▶ _TASK BRIEF_
Write the data out again exactly, dropping any images it holds.

[Dataset items]
---*---

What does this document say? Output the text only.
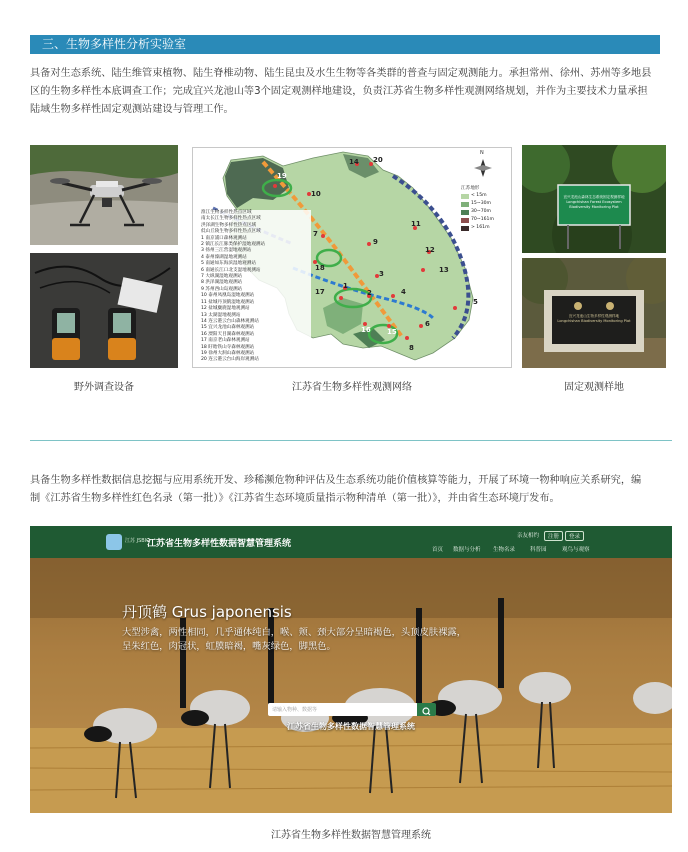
三、生物多样性分析实验室
具备对生态系统、陆生维管束植物、陆生脊椎动物、陆生昆虫及水生生物等各类群的普查与固定观测能力。承担常州、徐州、苏州等多地县
区的生物多样性本底调查工作；完成宜兴龙池山等3个固定观测样地建设，负责江苏省生物多样性观测网络规划，并作为主要技术力量承担
陆域生物多样性固定观测站建设与管理工作。
野外调查设备
1
2
3
4
5
6
7
8
9
10
11
12
13
14
15
16
17
18
19
20
N
江苏地形
< 15m
15~30m
30~70m
70~161m
> 161m
淮江生物多样性热点区域
南太长江生物多样性热点区域
洪泽湖生物多样性热点区域
低山丘陵生物多样性热点区域
1 南京浦口森林观测站
2 镇江长江豚类保护湿地观测站
3 扬州三江营湿地观测站
4 泰州溱湖湿地观测站
5 南通如东海滨湿地观测站
6 南通长江口北支湿地观测站
7 大纵湖湿地观测站
8 洪泽湖湿地观测站
9 苏州西山岛观测站
10 泰州凤凰岛湿地观测站
11 盐城丹顶鹤湿地观测站
12 盐城麋鹿湿地观测站
13 太湖湿地观测站
14 连云港云台山森林观测站
15 宜兴龙池山森林观测站
16 溧阳天目湖森林观测站
17 南京老山森林观测站
18 盱眙铁山寺森林观测站
19 徐州大洞山森林观测站
20 连云港云台山海岸观测站
江苏省生物多样性观测网络
宜兴龙池山森林生态系统固定观测样地
Longchishan Forest Ecosystem Biodiversity Monitoring Plot
宜兴龙池山生物多样性观测样地
Longchishan Biodiversity Monitoring Plot
固定观测样地
具备生物多样性数据信息挖掘与应用系统开发、珍稀濒危物种评估及生态系统功能价值核算等能力，开展了环境一物种响应关系研究，编
制《江苏省生物多样性红色名录（第一批）》《江苏省生态环境质量指示物种清单（第一批）》，并由省生态环境厅发布。
江苏 JSBIO
江苏省生物多样性数据智慧管理系统
亲友相约	注册	登录
首页 数据与分析 生物名录	科普园	观鸟与观察
丹顶鹤 Grus japonensis
大型涉禽，两性相同，几乎通体纯白，喉、颊、颈大部分呈暗褐色，头顶皮肤裸露，
呈朱红色，肉冠状，虹膜暗褐，嘴灰绿色，脚黑色。
请输入物种、数据等
江苏省生物多样性数据智慧管理系统
江苏省生物多样性数据智慧管理系统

---*---

▶ _SOLUTION TO THIS PROBLEM_
What does this document say? Output the text only.
三、生物多样性分析实验室
具备对生态系统、陆生维管束植物、陆生脊椎动物、陆生昆虫及水生生物等各类群的普查与固定观测能力。承担常州、徐州、苏州等多地县
区的生物多样性本底调查工作；完成宜兴龙池山等3个固定观测样地建设，负责江苏省生物多样性观测网络规划，并作为主要技术力量承担
陆域生物多样性固定观测站建设与管理工作。
野外调查设备
1
2
3
4
5
6
7
8
9
10
11
12
13
14
15
16
17
18
19
20
N
江苏地形
< 15m
15~30m
30~70m
70~161m
> 161m
淮江生物多样性热点区域
南太长江生物多样性热点区域
洪泽湖生物多样性热点区域
低山丘陵生物多样性热点区域
1 南京浦口森林观测站
2 镇江长江豚类保护湿地观测站
3 扬州三江营湿地观测站
4 泰州溱湖湿地观测站
5 南通如东海滨湿地观测站
6 南通长江口北支湿地观测站
7 大纵湖湿地观测站
8 洪泽湖湿地观测站
9 苏州西山岛观测站
10 泰州凤凰岛湿地观测站
11 盐城丹顶鹤湿地观测站
12 盐城麋鹿湿地观测站
13 太湖湿地观测站
14 连云港云台山森林观测站
15 宜兴龙池山森林观测站
16 溧阳天目湖森林观测站
17 南京老山森林观测站
18 盱眙铁山寺森林观测站
19 徐州大洞山森林观测站
20 连云港云台山海岸观测站
江苏省生物多样性观测网络
宜兴龙池山森林生态系统固定观测样地
Longchishan Forest Ecosystem Biodiversity Monitoring Plot
宜兴龙池山生物多样性观测样地
Longchishan Biodiversity Monitoring Plot
固定观测样地
具备生物多样性数据信息挖掘与应用系统开发、珍稀濒危物种评估及生态系统功能价值核算等能力，开展了环境一物种响应关系研究，编
制《江苏省生物多样性红色名录（第一批）》《江苏省生态环境质量指示物种清单（第一批）》，并由省生态环境厅发布。
江苏 JSBIO
江苏省生物多样性数据智慧管理系统
亲友相约	注册	登录
首页 数据与分析 生物名录	科普园	观鸟与观察
丹顶鹤 Grus japonensis
大型涉禽，两性相同，几乎通体纯白，喉、颊、颈大部分呈暗褐色，头顶皮肤裸露，
呈朱红色，肉冠状，虹膜暗褐，嘴灰绿色，脚黑色。
请输入物种、数据等
江苏省生物多样性数据智慧管理系统
江苏省生物多样性数据智慧管理系统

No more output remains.